Task material:

################

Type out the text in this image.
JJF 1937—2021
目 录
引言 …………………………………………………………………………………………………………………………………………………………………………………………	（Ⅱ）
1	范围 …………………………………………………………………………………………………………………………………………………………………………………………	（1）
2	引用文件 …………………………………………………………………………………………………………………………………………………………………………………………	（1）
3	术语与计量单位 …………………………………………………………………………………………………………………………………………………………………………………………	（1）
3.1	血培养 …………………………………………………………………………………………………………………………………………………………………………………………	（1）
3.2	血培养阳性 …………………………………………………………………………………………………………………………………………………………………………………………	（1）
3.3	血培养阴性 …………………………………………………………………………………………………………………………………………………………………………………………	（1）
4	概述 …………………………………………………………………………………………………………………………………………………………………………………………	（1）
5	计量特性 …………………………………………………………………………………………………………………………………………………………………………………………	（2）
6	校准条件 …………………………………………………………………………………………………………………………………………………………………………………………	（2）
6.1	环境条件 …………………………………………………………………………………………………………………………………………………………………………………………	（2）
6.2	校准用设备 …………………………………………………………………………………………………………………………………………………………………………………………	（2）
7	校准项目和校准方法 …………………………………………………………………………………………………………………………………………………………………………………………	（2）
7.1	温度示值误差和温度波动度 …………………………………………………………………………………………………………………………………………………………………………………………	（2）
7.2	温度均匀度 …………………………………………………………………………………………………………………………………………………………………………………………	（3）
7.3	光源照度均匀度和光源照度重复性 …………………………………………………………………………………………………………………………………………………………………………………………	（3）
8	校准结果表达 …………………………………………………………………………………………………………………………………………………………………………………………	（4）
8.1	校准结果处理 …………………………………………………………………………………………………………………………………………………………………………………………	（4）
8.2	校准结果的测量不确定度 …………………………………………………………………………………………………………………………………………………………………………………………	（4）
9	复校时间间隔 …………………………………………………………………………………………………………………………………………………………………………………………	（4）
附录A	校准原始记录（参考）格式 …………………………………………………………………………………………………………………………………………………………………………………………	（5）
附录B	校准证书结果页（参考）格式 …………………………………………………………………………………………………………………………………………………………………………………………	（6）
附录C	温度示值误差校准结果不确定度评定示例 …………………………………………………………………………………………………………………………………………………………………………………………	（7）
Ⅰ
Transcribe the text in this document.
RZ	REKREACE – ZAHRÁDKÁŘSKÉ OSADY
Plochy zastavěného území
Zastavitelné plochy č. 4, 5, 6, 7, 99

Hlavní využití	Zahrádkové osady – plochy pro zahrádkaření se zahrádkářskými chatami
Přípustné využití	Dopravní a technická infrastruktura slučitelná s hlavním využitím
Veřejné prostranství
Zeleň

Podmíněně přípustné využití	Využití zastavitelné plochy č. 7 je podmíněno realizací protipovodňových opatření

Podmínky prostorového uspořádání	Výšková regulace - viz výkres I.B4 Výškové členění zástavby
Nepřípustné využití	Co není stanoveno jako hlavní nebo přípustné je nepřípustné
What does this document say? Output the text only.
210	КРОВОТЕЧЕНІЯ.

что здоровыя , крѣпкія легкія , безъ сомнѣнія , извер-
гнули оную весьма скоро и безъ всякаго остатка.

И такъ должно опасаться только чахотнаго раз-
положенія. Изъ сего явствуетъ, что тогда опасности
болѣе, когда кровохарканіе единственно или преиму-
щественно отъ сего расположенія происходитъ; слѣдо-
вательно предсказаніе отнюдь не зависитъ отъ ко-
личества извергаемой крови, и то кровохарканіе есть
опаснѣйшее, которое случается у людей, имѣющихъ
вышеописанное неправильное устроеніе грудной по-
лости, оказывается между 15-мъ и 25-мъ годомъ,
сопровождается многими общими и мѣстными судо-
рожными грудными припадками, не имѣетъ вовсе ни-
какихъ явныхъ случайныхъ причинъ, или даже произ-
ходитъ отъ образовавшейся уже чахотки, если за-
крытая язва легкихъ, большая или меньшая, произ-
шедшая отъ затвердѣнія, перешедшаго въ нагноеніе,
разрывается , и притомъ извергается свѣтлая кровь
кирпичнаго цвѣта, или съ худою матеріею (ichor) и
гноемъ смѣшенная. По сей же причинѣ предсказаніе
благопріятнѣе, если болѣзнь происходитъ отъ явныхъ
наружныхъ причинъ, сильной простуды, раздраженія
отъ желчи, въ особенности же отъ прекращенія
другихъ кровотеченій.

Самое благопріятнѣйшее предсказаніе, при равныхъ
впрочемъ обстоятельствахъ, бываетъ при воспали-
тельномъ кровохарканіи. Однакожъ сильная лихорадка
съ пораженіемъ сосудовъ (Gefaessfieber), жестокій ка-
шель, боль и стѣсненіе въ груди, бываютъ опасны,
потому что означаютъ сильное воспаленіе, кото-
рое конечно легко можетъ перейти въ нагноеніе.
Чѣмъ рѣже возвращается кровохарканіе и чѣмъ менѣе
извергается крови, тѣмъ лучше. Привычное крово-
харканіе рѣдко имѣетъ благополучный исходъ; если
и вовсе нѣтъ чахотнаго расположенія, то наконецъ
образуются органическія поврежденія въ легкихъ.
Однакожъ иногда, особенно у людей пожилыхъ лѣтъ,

################

Go through the material and select each line with the string "сего" in it.

The reply:
положенія. Изъ сего явствуетъ, что тогда опасности
щественно отъ сего расположенія происходитъ; слѣдо-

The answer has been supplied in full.